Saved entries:
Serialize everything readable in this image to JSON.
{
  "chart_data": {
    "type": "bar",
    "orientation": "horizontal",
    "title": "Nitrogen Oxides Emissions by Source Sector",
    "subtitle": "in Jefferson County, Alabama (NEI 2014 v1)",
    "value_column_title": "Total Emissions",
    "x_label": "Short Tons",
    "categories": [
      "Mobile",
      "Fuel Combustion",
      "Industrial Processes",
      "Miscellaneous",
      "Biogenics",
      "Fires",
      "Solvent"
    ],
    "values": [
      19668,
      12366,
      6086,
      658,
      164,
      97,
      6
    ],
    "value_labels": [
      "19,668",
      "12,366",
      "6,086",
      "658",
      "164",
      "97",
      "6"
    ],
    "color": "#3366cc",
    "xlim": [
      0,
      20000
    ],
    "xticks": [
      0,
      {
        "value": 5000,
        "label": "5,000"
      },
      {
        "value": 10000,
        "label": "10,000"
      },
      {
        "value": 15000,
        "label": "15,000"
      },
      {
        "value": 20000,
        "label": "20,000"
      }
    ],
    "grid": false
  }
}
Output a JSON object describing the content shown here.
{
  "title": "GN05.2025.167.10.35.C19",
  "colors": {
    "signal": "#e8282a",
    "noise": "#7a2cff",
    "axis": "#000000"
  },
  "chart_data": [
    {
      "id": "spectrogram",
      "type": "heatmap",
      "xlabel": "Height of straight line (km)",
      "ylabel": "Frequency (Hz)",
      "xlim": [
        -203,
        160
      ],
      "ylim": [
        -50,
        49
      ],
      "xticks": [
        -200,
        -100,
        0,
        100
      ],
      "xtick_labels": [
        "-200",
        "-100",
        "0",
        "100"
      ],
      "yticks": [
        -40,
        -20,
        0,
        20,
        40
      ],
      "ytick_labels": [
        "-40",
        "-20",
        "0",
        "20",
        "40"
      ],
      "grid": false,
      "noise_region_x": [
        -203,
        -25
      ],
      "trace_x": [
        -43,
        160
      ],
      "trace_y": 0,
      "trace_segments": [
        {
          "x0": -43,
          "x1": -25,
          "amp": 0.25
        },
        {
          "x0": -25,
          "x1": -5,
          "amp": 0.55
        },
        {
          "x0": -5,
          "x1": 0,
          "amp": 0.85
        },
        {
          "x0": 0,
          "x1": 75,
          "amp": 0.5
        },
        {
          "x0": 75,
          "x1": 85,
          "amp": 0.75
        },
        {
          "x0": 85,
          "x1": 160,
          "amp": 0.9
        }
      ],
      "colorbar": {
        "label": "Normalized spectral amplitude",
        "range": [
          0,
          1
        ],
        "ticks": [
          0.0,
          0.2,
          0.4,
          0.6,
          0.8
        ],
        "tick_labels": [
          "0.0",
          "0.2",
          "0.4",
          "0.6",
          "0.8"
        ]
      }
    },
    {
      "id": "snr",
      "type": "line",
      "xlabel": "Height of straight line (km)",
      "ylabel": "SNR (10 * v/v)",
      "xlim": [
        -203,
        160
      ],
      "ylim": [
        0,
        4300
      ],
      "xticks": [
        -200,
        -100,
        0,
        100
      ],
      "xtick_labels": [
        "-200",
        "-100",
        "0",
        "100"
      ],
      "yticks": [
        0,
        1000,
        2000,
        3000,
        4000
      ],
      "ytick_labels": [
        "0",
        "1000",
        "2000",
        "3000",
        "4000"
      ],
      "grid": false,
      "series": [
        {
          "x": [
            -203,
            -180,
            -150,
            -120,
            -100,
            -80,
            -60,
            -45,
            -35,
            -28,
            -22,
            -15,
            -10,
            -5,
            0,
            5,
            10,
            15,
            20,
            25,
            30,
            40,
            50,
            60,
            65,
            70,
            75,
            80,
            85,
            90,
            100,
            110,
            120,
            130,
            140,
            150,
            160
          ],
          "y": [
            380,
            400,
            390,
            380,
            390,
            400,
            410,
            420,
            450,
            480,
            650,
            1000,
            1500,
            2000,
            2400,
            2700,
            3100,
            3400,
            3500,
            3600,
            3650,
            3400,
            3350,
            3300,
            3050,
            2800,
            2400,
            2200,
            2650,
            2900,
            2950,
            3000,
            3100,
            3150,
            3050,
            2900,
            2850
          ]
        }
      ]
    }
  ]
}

Problem details:
Where does the word "JSON" appear in the listing? List each line that holds it.

Full response:
Serialize everything readable in this image to JSON.
Output a JSON object describing the content shown here.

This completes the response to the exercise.